## [What this task involves]
Tally the lines in the data that follows that include the word "nagpapakita", and report nothing but the total.

· · · · · · ·

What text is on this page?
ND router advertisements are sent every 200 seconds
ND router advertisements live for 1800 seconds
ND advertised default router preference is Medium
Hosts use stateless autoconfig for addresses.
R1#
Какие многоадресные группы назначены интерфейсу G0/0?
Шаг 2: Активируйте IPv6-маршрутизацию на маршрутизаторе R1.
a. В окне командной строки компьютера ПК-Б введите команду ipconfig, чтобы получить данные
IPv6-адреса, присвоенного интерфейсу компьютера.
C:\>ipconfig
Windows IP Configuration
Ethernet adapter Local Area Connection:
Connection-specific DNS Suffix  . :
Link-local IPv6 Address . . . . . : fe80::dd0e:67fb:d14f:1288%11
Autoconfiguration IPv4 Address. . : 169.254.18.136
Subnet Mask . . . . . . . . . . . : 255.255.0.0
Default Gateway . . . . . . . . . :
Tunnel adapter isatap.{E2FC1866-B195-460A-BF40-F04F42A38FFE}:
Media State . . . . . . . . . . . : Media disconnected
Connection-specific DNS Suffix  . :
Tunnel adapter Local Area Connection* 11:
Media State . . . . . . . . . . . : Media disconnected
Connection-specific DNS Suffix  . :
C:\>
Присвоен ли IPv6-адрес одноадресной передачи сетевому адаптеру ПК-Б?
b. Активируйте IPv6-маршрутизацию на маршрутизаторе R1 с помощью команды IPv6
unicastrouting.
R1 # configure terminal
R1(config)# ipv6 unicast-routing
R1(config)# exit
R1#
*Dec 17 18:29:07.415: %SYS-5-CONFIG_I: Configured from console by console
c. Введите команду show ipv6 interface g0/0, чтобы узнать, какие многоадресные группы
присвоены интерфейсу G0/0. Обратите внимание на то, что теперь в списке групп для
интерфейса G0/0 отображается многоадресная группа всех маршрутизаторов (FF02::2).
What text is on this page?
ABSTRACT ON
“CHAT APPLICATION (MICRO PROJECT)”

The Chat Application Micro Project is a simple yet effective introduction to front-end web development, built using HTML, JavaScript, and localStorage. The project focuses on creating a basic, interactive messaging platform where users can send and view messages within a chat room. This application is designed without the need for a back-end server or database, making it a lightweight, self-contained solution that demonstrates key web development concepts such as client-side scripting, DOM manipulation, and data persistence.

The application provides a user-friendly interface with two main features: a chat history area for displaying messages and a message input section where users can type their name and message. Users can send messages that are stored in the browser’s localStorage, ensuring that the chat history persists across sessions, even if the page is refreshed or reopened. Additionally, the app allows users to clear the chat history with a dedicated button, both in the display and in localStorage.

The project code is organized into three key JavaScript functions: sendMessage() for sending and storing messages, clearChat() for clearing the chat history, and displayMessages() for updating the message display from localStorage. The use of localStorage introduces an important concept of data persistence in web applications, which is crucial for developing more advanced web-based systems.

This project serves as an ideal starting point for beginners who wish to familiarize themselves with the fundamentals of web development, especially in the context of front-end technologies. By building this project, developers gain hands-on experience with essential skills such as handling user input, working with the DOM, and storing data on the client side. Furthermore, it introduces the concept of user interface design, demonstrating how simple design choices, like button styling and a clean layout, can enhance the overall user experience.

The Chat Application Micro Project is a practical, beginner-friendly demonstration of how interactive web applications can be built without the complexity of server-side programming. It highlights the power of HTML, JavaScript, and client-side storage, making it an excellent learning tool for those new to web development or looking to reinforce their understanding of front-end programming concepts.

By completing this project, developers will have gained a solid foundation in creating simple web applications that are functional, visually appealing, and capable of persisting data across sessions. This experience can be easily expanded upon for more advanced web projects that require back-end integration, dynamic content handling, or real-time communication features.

· · · · · · ·

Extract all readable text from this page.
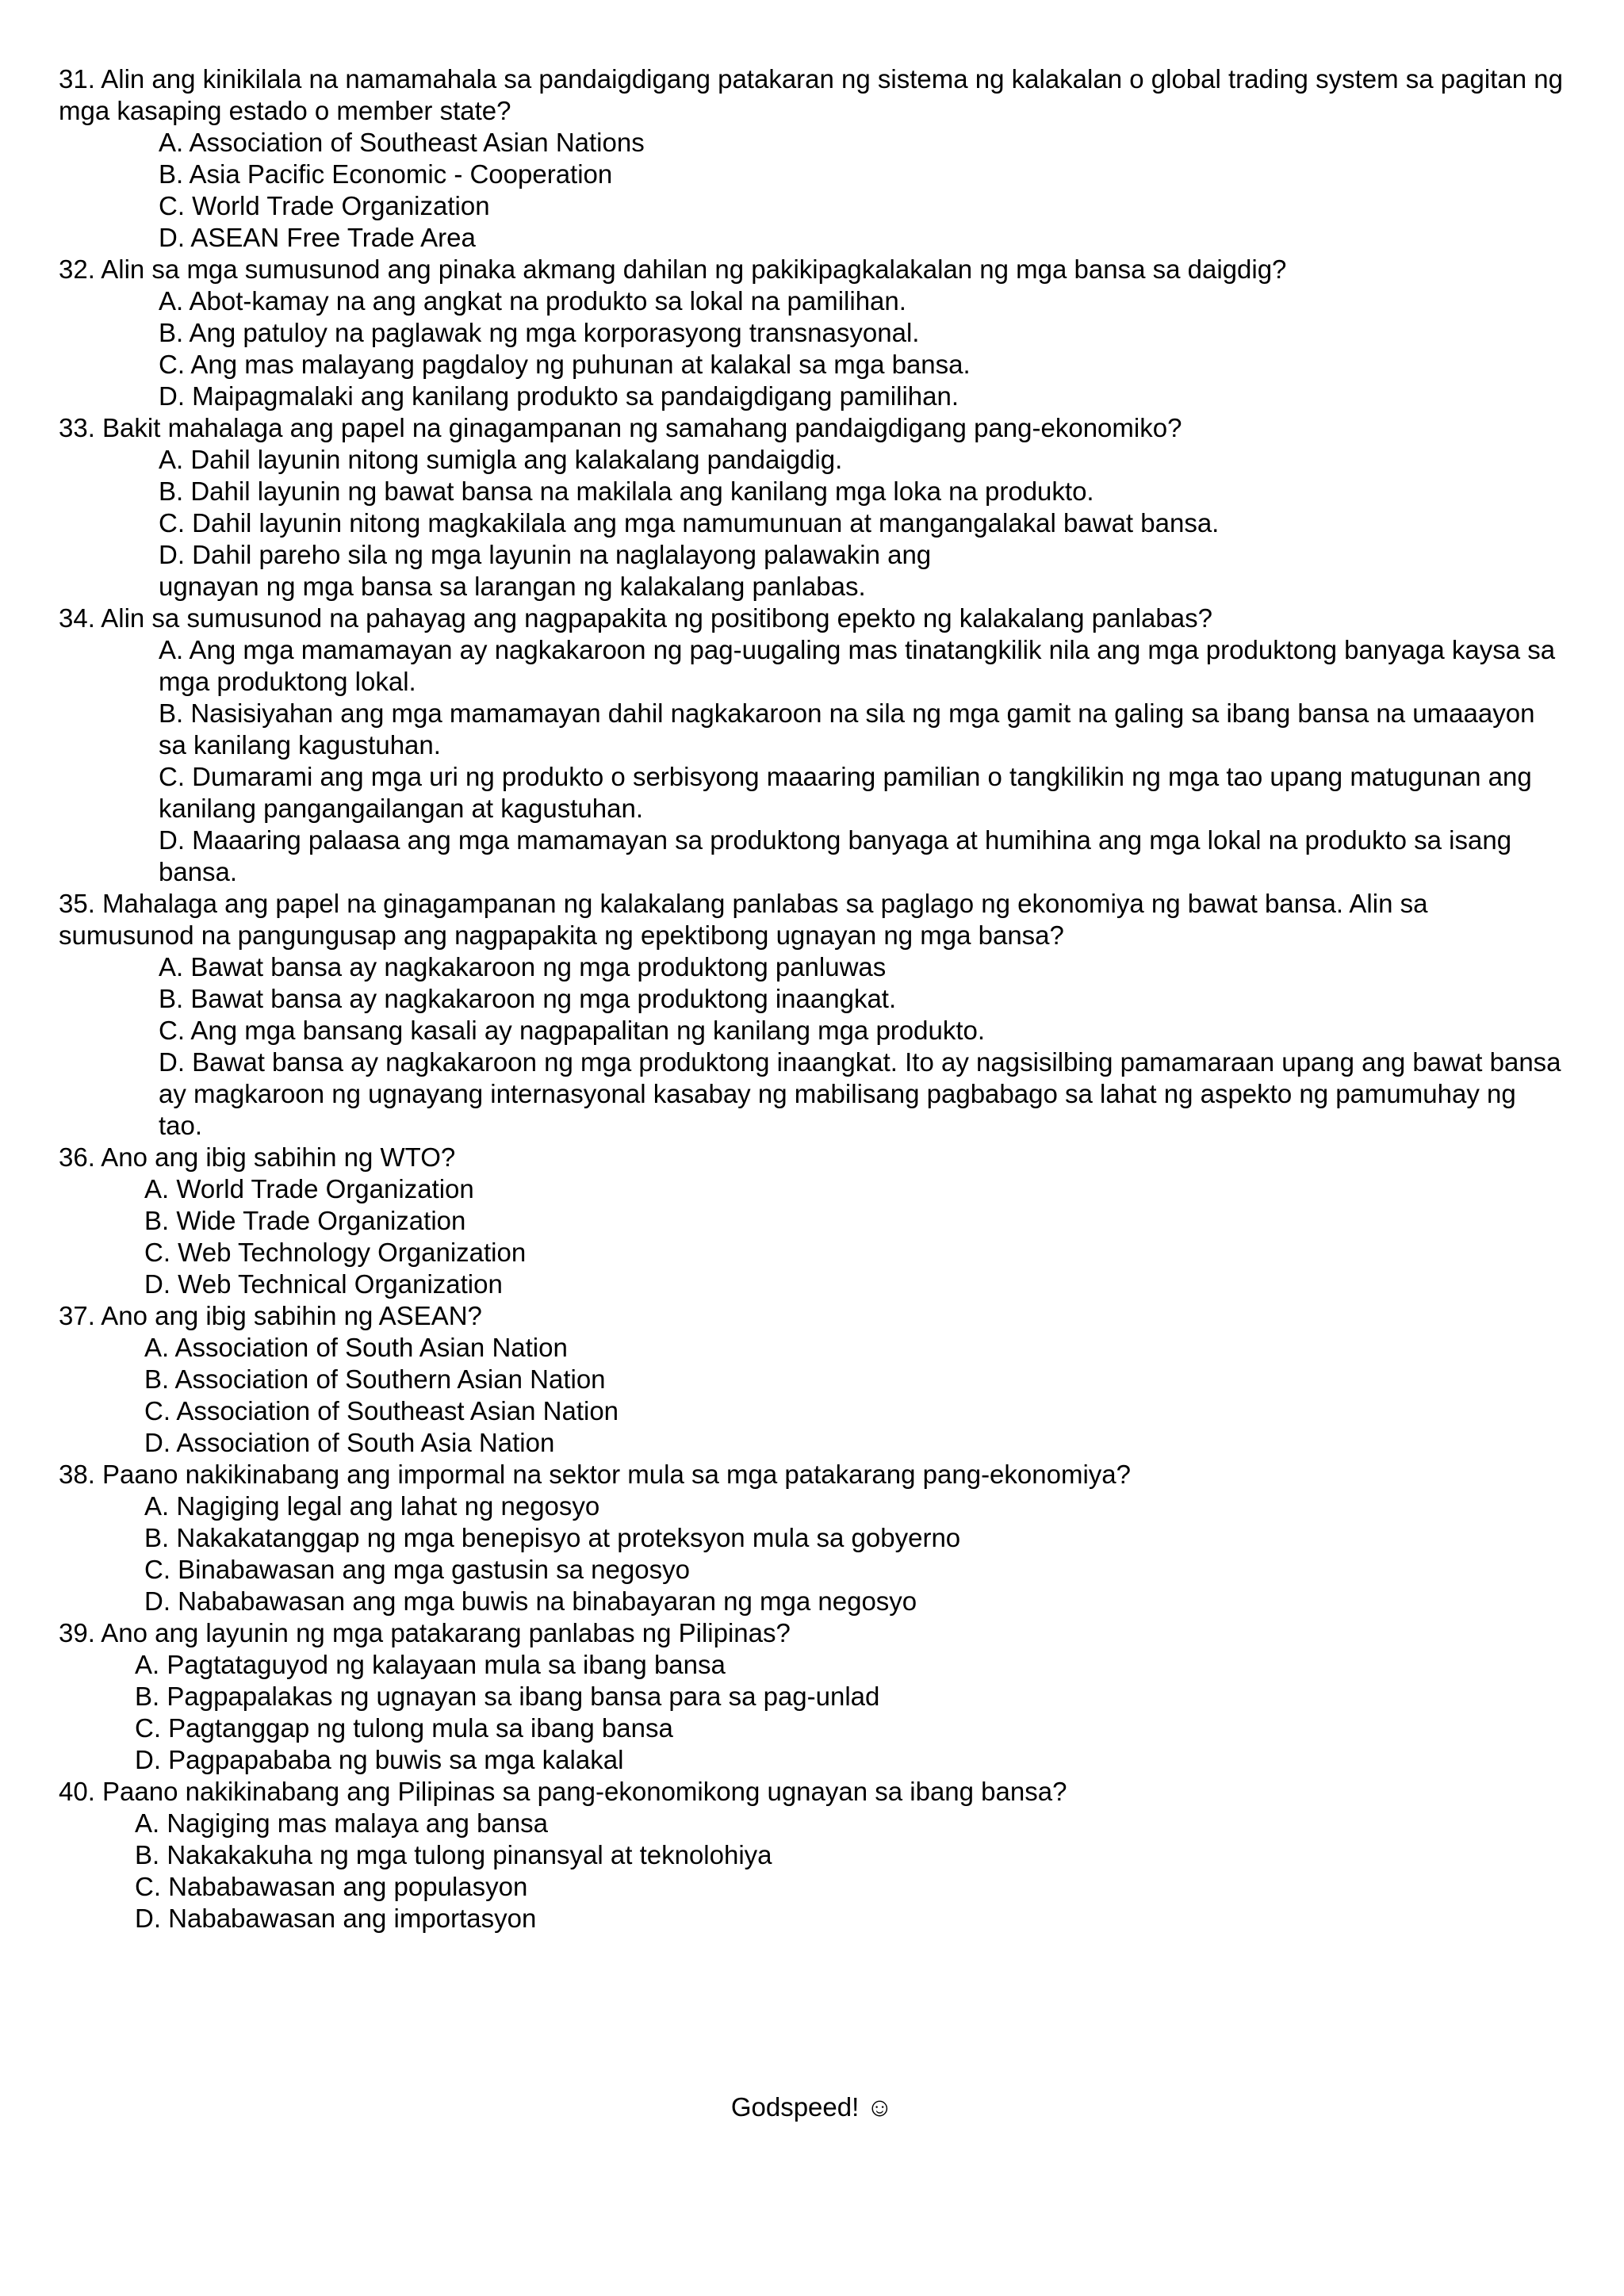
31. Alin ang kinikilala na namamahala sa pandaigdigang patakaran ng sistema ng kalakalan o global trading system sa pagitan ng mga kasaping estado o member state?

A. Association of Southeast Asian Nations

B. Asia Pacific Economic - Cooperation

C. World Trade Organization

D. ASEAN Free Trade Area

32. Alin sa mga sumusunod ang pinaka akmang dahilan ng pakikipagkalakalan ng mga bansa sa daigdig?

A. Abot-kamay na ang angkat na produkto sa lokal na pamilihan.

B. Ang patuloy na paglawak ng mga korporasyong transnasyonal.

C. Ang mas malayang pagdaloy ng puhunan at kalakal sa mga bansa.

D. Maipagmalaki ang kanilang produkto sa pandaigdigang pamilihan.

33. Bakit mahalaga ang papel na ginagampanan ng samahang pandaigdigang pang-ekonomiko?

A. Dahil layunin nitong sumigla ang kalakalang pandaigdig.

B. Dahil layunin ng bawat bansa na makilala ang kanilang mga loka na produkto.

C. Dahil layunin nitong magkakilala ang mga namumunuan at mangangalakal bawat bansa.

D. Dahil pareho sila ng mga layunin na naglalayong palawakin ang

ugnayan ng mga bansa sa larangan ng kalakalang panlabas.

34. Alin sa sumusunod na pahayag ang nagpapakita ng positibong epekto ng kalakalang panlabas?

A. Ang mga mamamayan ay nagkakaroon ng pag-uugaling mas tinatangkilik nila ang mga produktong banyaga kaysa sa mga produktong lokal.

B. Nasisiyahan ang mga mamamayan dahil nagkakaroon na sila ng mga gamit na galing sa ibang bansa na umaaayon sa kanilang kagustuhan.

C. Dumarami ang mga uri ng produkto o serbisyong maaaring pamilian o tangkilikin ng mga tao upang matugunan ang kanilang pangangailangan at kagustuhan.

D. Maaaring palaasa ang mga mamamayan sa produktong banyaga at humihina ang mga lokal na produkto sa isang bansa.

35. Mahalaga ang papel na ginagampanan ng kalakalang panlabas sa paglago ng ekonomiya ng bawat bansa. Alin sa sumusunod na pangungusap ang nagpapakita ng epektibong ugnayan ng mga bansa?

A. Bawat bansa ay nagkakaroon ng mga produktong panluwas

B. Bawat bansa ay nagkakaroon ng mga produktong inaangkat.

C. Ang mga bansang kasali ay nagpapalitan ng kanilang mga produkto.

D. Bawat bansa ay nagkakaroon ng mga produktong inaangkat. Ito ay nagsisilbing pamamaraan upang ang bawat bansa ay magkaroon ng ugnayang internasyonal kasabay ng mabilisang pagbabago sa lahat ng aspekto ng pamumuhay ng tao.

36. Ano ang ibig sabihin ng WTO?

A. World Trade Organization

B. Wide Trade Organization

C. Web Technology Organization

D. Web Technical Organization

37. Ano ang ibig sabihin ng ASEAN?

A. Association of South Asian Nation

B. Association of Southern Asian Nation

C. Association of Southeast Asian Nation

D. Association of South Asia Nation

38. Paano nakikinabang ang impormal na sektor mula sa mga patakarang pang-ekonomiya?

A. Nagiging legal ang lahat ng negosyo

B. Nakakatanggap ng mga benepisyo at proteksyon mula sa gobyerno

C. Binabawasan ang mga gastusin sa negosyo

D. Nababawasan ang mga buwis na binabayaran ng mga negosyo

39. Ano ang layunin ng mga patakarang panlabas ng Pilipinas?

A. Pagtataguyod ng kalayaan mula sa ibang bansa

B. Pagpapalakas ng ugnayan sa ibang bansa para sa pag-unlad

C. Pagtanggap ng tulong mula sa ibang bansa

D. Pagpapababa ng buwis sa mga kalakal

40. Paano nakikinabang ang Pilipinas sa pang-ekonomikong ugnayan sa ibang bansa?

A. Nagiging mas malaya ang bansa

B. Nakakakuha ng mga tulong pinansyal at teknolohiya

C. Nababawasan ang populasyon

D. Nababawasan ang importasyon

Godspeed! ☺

· · · · · · ·

## [Result below]
2